***** Data for processing
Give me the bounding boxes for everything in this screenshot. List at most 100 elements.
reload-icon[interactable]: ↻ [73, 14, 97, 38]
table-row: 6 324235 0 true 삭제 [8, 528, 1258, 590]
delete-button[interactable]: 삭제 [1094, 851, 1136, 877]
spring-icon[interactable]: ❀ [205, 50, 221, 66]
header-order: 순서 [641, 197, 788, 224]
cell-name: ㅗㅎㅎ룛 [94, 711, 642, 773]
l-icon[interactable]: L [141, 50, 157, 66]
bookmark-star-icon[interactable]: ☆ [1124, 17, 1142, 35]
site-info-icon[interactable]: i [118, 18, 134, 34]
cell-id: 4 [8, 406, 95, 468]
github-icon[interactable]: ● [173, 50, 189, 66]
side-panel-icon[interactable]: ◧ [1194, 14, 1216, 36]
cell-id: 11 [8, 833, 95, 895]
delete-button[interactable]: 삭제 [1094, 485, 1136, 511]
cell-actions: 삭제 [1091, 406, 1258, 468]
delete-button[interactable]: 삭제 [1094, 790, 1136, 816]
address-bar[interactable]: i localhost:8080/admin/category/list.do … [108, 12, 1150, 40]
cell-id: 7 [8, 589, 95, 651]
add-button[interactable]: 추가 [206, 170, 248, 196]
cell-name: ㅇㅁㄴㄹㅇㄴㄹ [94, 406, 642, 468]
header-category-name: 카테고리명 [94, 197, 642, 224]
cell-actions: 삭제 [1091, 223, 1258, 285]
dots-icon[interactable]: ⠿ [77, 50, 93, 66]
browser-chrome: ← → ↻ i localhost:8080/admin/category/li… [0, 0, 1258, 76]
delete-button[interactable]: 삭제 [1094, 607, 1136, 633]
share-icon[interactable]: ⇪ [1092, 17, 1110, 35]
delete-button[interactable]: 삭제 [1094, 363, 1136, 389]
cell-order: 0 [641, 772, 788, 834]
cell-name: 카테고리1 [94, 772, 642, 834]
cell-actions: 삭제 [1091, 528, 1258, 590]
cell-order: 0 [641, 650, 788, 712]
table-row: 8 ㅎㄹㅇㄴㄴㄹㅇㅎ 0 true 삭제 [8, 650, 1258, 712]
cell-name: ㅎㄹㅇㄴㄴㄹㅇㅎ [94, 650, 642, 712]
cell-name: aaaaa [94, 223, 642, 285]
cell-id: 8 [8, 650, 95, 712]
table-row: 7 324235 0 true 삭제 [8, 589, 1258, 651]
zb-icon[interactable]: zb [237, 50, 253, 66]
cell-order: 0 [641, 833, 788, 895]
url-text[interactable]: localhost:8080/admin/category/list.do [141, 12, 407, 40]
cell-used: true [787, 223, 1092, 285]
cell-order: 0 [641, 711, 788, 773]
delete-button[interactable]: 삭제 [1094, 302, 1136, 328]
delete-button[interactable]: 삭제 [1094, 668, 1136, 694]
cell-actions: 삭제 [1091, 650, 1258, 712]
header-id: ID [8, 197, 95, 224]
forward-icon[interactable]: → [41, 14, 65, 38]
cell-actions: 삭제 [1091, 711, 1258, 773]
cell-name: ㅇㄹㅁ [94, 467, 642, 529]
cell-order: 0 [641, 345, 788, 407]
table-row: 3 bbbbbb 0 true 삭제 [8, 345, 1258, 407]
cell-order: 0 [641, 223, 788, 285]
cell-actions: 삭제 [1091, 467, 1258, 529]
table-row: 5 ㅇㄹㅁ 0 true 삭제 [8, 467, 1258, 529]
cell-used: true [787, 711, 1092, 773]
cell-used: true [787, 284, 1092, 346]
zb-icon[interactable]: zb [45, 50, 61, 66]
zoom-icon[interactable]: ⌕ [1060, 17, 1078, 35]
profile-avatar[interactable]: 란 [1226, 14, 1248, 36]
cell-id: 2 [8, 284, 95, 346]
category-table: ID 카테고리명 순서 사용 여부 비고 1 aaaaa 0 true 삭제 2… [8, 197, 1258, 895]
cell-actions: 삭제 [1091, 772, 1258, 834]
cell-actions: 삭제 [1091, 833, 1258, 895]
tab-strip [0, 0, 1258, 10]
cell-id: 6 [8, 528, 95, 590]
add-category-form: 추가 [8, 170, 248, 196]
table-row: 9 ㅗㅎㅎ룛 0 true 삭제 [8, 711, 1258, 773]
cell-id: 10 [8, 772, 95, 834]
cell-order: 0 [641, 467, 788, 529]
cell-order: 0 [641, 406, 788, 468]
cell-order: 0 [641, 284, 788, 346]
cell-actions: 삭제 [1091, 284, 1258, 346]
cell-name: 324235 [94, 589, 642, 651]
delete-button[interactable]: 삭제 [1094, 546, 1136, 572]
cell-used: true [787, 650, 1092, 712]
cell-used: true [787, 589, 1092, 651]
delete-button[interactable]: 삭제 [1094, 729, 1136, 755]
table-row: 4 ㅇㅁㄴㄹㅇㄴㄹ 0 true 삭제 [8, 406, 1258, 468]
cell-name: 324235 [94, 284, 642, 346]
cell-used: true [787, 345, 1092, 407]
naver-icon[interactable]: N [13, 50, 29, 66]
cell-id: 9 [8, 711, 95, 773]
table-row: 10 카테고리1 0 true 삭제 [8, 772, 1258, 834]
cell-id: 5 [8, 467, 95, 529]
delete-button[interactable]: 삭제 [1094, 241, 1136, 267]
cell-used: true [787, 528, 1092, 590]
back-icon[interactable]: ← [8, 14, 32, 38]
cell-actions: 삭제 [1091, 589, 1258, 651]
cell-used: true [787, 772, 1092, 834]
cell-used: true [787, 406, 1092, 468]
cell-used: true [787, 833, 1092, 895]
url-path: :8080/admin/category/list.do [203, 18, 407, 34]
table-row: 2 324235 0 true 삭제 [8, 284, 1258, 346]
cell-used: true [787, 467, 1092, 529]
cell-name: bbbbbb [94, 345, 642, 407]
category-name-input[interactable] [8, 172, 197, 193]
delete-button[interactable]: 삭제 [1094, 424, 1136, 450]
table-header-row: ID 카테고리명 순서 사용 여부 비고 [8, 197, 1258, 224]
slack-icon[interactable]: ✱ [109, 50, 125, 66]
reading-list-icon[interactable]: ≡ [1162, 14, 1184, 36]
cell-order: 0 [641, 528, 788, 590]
**********
Copy the data from its first line up to and including the line with "delete-button[interactable]: 삭제 [1094, 485, 1136, 511]", replacing "delete-button" with "remove-button" and keeping everything else the same.

Give me the bounding boxes for everything in this screenshot. List at most 100 elements.
reload-icon[interactable]: ↻ [73, 14, 97, 38]
table-row: 6 324235 0 true 삭제 [8, 528, 1258, 590]
remove-button[interactable]: 삭제 [1094, 851, 1136, 877]
spring-icon[interactable]: ❀ [205, 50, 221, 66]
header-order: 순서 [641, 197, 788, 224]
cell-name: ㅗㅎㅎ룛 [94, 711, 642, 773]
l-icon[interactable]: L [141, 50, 157, 66]
bookmark-star-icon[interactable]: ☆ [1124, 17, 1142, 35]
site-info-icon[interactable]: i [118, 18, 134, 34]
cell-id: 4 [8, 406, 95, 468]
github-icon[interactable]: ● [173, 50, 189, 66]
side-panel-icon[interactable]: ◧ [1194, 14, 1216, 36]
cell-id: 11 [8, 833, 95, 895]
remove-button[interactable]: 삭제 [1094, 485, 1136, 511]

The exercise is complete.